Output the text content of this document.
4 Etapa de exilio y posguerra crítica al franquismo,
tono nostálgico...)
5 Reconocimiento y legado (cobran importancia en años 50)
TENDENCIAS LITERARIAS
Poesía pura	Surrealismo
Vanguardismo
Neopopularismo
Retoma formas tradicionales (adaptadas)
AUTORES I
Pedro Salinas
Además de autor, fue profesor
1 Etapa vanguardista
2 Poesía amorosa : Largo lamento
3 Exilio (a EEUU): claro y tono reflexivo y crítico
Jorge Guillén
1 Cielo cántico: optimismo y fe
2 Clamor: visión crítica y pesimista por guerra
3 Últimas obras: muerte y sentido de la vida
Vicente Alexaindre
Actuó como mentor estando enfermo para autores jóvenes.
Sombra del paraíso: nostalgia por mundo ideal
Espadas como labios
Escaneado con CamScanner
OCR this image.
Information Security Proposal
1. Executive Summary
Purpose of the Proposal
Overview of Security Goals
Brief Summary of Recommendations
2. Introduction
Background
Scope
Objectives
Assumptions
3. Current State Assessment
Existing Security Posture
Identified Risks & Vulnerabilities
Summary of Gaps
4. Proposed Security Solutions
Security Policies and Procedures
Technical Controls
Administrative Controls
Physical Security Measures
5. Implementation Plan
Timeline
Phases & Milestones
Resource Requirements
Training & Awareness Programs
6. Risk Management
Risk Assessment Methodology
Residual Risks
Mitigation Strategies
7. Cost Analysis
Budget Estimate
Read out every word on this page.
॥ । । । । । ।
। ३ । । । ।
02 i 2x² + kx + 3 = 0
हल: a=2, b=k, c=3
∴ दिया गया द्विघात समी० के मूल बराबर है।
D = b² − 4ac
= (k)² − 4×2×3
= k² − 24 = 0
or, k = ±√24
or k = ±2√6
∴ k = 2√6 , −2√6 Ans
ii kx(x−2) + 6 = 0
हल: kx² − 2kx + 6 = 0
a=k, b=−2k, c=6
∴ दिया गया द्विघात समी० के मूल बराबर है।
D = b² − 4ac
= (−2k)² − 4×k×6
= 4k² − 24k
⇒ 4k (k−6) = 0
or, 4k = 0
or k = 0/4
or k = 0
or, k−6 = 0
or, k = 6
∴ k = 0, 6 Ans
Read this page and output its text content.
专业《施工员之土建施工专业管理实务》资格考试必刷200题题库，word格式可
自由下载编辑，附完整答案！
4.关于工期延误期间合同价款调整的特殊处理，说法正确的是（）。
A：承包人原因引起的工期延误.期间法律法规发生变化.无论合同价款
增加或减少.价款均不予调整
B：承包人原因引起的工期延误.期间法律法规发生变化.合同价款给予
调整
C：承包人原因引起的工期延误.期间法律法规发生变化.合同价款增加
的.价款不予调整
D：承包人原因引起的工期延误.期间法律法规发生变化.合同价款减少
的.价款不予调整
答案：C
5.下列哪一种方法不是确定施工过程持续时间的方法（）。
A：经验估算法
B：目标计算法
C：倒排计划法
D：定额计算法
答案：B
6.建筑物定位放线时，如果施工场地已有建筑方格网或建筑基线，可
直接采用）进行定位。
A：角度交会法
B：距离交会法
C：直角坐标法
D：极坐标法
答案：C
_ _ _ _ _
## Task details
Retype all of the data shown above, word for word.

## Written solution
Output the text content of this document.
4 Etapa de exilio y posguerra crítica al franquismo,
tono nostálgico...)
5 Reconocimiento y legado (cobran importancia en años 50)
TENDENCIAS LITERARIAS
Poesía pura	Surrealismo
Vanguardismo
Neopopularismo
Retoma formas tradicionales (adaptadas)
AUTORES I
Pedro Salinas
Además de autor, fue profesor
1 Etapa vanguardista
2 Poesía amorosa : Largo lamento
3 Exilio (a EEUU): claro y tono reflexivo y crítico
Jorge Guillén
1 Cielo cántico: optimismo y fe
2 Clamor: visión crítica y pesimista por guerra
3 Últimas obras: muerte y sentido de la vida
Vicente Alexaindre
Actuó como mentor estando enfermo para autores jóvenes.
Sombra del paraíso: nostalgia por mundo ideal
Espadas como labios
Escaneado con CamScanner
OCR this image.
Information Security Proposal
1. Executive Summary
Purpose of the Proposal
Overview of Security Goals
Brief Summary of Recommendations
2. Introduction
Background
Scope
Objectives
Assumptions
3. Current State Assessment
Existing Security Posture
Identified Risks & Vulnerabilities
Summary of Gaps
4. Proposed Security Solutions
Security Policies and Procedures
Technical Controls
Administrative Controls
Physical Security Measures
5. Implementation Plan
Timeline
Phases & Milestones
Resource Requirements
Training & Awareness Programs
6. Risk Management
Risk Assessment Methodology
Residual Risks
Mitigation Strategies
7. Cost Analysis
Budget Estimate
Read out every word on this page.
॥ । । । । । ।
। ३ । । । ।
02 i 2x² + kx + 3 = 0
हल: a=2, b=k, c=3
∴ दिया गया द्विघात समी० के मूल बराबर है।
D = b² − 4ac
= (k)² − 4×2×3
= k² − 24 = 0
or, k = ±√24
or k = ±2√6
∴ k = 2√6 , −2√6 Ans
ii kx(x−2) + 6 = 0
हल: kx² − 2kx + 6 = 0
a=k, b=−2k, c=6
∴ दिया गया द्विघात समी० के मूल बराबर है।
D = b² − 4ac
= (−2k)² − 4×k×6
= 4k² − 24k
⇒ 4k (k−6) = 0
or, 4k = 0
or k = 0/4
or k = 0
or, k−6 = 0
or, k = 6
∴ k = 0, 6 Ans
Read this page and output its text content.
专业《施工员之土建施工专业管理实务》资格考试必刷200题题库，word格式可
自由下载编辑，附完整答案！
4.关于工期延误期间合同价款调整的特殊处理，说法正确的是（）。
A：承包人原因引起的工期延误.期间法律法规发生变化.无论合同价款
增加或减少.价款均不予调整
B：承包人原因引起的工期延误.期间法律法规发生变化.合同价款给予
调整
C：承包人原因引起的工期延误.期间法律法规发生变化.合同价款增加
的.价款不予调整
D：承包人原因引起的工期延误.期间法律法规发生变化.合同价款减少
的.价款不予调整
答案：C
5.下列哪一种方法不是确定施工过程持续时间的方法（）。
A：经验估算法
B：目标计算法
C：倒排计划法
D：定额计算法
答案：B
6.建筑物定位放线时，如果施工场地已有建筑方格网或建筑基线，可
直接采用）进行定位。
A：角度交会法
B：距离交会法
C：直角坐标法
D：极坐标法
答案：C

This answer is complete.